• _Goal_: Count the lines below that contain the word "электронном". Give only the number.

• _Records supplied_:
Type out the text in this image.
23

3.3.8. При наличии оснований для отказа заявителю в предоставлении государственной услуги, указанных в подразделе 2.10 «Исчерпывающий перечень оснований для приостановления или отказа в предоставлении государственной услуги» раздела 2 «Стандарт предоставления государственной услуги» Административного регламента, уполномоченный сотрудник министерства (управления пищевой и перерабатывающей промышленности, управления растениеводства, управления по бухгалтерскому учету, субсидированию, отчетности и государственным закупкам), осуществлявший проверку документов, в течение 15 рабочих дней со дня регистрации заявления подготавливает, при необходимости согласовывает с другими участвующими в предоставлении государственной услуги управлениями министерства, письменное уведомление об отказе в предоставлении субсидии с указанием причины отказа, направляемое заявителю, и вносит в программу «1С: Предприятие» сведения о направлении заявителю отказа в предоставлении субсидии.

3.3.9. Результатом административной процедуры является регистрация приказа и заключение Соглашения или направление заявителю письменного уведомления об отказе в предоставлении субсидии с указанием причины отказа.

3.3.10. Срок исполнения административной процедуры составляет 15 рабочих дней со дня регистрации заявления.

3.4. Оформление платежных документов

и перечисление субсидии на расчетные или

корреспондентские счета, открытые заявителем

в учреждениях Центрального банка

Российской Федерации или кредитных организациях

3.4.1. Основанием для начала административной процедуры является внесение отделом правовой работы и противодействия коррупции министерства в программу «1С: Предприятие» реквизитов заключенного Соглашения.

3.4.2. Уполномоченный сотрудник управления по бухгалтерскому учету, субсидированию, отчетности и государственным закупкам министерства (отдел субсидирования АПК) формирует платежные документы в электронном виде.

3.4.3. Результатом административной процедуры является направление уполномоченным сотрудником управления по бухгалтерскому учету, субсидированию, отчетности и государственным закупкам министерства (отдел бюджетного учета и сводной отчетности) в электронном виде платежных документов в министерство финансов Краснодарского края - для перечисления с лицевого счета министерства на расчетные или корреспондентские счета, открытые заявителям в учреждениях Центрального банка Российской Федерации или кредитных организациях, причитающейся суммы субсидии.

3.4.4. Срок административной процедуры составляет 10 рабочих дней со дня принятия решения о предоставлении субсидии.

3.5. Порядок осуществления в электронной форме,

• _Response for this exercise_: 2